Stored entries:
============================================================

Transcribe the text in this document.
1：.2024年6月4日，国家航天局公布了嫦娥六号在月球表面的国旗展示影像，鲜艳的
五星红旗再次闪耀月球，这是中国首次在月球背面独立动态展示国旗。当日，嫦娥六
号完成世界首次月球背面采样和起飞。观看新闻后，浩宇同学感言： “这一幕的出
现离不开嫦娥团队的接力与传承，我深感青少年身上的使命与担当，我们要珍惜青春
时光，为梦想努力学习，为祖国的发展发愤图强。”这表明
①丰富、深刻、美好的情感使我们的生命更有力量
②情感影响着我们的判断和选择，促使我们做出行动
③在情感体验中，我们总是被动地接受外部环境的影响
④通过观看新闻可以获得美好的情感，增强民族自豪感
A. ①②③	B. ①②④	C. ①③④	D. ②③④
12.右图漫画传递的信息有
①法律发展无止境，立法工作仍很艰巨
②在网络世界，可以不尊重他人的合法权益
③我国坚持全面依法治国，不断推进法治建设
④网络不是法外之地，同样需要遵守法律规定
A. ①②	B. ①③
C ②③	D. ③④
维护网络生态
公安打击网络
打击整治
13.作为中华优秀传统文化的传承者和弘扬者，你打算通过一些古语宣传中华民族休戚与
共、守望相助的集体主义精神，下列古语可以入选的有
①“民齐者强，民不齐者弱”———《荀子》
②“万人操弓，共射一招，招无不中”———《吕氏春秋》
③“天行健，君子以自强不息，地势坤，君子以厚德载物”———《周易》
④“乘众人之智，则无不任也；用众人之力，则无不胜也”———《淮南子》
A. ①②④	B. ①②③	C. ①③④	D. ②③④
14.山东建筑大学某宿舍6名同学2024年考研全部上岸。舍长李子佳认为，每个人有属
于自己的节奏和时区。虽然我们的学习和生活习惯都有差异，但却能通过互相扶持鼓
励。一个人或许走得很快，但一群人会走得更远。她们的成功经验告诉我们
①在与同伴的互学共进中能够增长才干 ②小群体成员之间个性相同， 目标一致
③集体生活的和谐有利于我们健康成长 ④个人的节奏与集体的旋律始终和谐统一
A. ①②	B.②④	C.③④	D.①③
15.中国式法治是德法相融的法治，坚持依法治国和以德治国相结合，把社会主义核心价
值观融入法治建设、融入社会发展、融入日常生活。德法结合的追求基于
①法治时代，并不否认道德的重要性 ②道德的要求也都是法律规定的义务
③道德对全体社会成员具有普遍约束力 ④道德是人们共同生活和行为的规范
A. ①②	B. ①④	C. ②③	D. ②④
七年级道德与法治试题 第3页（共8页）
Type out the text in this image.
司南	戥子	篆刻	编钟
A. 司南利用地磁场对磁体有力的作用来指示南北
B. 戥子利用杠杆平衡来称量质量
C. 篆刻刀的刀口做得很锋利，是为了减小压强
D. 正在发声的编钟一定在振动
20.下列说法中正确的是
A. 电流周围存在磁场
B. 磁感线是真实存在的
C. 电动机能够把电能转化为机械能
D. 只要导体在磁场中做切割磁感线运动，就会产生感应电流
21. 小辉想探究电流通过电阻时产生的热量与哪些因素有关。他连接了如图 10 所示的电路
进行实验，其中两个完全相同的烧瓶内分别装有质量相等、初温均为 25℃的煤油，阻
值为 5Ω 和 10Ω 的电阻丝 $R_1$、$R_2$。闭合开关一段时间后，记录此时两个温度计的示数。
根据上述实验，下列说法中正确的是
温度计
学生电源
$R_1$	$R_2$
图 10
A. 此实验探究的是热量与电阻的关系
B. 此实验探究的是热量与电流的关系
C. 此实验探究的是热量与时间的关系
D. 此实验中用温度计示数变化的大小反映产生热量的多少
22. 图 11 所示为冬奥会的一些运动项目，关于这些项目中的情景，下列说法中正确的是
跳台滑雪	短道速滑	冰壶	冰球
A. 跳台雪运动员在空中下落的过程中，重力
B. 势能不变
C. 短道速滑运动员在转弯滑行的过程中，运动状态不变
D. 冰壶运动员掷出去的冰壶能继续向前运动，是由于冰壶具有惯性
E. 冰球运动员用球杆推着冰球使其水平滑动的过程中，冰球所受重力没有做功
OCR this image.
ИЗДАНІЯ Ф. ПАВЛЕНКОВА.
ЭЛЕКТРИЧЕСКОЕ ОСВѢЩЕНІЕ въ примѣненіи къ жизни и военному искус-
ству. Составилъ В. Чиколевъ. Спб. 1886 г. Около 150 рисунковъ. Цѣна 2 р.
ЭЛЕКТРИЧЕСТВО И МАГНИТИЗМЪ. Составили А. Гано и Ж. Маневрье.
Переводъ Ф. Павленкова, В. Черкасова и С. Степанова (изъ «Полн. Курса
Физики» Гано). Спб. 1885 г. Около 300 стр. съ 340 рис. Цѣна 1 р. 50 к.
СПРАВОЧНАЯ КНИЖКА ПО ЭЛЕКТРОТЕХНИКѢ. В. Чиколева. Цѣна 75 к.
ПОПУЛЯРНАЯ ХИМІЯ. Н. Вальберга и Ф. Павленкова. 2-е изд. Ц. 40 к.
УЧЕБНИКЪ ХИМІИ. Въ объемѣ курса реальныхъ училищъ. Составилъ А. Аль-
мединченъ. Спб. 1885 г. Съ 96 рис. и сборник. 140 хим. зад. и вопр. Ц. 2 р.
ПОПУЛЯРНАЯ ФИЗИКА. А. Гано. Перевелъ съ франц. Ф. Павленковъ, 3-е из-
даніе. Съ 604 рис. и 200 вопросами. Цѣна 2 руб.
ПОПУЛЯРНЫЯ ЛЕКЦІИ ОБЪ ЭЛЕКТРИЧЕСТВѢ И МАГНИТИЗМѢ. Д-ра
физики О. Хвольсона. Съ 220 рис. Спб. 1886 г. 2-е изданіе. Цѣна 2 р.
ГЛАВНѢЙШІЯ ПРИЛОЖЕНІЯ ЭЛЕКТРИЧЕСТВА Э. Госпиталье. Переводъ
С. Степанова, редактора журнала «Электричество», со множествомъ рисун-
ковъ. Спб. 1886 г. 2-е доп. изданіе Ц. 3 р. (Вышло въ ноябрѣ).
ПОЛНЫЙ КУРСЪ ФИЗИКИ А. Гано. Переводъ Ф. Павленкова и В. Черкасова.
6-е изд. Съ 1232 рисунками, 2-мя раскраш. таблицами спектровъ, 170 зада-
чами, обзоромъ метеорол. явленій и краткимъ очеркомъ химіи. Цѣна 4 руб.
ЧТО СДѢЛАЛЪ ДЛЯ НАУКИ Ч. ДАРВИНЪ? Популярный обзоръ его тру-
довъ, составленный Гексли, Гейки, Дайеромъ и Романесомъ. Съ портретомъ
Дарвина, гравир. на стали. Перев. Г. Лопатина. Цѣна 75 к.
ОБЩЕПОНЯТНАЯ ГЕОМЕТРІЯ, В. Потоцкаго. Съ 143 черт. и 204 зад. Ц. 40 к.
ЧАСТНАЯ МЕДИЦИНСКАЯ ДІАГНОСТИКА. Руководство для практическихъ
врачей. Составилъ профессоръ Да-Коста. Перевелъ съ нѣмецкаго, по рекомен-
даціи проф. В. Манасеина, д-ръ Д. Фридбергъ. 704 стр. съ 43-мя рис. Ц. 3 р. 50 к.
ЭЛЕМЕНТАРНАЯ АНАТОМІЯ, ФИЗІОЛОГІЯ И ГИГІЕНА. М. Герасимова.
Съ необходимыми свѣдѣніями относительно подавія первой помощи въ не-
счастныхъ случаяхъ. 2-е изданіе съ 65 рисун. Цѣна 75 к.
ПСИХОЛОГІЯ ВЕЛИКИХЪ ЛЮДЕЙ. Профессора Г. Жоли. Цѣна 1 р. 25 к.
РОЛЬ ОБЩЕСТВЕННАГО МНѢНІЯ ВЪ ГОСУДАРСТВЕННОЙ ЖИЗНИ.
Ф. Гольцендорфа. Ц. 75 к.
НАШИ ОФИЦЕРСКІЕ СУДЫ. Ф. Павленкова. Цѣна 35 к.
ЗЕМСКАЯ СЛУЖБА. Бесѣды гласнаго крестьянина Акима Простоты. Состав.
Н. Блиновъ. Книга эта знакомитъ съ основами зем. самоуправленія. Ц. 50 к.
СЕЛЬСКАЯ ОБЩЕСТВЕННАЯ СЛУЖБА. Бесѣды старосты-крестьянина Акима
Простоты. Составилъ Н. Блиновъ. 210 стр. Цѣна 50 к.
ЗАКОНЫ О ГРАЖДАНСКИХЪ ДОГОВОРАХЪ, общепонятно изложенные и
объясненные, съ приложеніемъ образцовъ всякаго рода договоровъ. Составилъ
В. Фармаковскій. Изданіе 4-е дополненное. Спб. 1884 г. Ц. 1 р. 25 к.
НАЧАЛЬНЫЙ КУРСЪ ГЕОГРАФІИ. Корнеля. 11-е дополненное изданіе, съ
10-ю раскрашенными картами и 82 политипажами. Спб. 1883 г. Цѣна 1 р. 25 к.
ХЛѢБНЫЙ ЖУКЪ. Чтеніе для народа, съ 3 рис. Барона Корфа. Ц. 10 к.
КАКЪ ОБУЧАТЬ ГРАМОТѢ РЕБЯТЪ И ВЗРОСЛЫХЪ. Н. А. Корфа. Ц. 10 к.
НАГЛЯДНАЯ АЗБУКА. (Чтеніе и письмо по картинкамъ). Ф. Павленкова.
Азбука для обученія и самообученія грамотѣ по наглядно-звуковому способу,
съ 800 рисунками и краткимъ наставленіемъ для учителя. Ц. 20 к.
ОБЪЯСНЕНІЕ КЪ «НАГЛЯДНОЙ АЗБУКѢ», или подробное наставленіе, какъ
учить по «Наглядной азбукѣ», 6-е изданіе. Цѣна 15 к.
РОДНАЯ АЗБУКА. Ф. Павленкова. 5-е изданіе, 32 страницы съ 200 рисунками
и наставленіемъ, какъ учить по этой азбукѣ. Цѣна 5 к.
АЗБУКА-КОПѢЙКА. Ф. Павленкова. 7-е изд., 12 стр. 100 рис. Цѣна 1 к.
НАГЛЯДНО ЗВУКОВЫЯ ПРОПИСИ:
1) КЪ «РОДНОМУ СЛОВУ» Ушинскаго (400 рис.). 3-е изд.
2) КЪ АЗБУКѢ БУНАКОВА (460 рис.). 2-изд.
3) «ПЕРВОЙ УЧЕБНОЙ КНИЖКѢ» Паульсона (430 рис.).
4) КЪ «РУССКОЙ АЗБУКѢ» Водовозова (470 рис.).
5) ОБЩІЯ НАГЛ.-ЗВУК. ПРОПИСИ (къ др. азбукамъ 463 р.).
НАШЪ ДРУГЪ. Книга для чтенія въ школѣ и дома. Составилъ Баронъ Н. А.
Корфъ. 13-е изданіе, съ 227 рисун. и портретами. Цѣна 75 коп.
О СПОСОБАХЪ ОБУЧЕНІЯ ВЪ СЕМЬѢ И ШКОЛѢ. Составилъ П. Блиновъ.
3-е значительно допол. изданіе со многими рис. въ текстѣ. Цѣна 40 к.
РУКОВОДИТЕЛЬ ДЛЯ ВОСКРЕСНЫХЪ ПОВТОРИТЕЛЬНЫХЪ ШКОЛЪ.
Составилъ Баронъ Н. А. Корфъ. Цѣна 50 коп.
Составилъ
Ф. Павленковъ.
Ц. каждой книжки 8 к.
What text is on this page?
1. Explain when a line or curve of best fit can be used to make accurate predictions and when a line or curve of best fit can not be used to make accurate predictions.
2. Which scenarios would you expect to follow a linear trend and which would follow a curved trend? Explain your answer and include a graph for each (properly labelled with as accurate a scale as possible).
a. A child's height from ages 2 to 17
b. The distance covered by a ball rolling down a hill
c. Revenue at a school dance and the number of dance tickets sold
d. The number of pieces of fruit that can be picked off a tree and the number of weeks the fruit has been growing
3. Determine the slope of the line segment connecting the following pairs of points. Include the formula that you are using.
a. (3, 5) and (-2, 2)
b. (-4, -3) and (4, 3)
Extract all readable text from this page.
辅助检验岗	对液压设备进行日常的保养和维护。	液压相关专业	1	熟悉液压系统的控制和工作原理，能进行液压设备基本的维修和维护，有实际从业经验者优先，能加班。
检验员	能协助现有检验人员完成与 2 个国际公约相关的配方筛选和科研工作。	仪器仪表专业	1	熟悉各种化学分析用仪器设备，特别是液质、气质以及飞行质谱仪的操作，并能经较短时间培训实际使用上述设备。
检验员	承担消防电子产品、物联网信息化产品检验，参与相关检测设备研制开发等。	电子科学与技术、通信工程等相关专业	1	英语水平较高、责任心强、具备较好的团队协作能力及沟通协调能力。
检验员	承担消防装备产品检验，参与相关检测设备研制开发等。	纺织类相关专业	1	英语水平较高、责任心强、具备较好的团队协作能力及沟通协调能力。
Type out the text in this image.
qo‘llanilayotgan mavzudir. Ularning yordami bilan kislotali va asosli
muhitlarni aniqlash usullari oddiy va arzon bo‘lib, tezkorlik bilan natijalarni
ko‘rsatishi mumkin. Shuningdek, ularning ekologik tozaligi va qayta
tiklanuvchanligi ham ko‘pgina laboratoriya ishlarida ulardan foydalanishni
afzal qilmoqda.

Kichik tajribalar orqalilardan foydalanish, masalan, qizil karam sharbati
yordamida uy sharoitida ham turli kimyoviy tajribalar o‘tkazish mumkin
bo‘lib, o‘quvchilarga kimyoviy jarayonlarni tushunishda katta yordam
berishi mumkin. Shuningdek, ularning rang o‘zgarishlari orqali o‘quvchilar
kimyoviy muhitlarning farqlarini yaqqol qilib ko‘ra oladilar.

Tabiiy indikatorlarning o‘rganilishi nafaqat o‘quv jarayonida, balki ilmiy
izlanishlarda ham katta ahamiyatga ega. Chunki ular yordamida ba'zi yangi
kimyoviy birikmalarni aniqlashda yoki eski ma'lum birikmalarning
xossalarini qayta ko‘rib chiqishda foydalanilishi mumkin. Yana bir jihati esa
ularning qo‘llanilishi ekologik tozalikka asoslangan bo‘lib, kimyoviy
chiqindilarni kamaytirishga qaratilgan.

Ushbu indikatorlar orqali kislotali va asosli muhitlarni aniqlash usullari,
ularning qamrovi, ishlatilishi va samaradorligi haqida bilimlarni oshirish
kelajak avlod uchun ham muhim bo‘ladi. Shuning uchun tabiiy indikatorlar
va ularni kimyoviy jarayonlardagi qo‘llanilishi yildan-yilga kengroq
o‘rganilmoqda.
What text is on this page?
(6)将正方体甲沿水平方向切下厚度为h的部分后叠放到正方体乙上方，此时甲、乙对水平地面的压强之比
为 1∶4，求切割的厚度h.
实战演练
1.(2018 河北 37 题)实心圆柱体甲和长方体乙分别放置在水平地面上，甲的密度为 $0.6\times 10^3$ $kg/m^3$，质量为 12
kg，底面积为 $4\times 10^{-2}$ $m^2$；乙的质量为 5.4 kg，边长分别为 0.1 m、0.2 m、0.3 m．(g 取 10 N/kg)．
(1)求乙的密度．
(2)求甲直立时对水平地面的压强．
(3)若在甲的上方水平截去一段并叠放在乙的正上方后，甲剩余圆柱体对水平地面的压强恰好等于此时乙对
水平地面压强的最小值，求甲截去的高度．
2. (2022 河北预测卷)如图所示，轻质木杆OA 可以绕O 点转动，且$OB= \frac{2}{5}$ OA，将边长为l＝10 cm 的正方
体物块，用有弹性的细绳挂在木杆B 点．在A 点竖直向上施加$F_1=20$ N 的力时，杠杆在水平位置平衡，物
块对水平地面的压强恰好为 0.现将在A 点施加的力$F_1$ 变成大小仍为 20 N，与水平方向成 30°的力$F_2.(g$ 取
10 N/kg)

============================================================

:: Challenge ::
From the listing above, copy every line that includes the word "Составилъ".

:: Right answer ::
ству. Составилъ В. Чиколевъ. Спб. 1886 г. Около 150 рисунковъ. Цѣна 2 р.
УЧЕБНИКЪ ХИМІИ. Въ объемѣ курса реальныхъ училищъ. Составилъ А. Аль-
врачей. Составилъ профессоръ Да-Коста. Перевелъ съ нѣмецкаго, по рекомен-
Простоты. Составилъ Н. Блиновъ. 210 стр. Цѣна 50 к.
объясненные, съ приложеніемъ образцовъ всякаго рода договоровъ. Составилъ
НАШЪ ДРУГЪ. Книга для чтенія въ школѣ и дома. Составилъ Баронъ Н. А.
О СПОСОБАХЪ ОБУЧЕНІЯ ВЪ СЕМЬѢ И ШКОЛѢ. Составилъ П. Блиновъ.
Составилъ Баронъ Н. А. Корфъ. Цѣна 50 коп.
Составилъ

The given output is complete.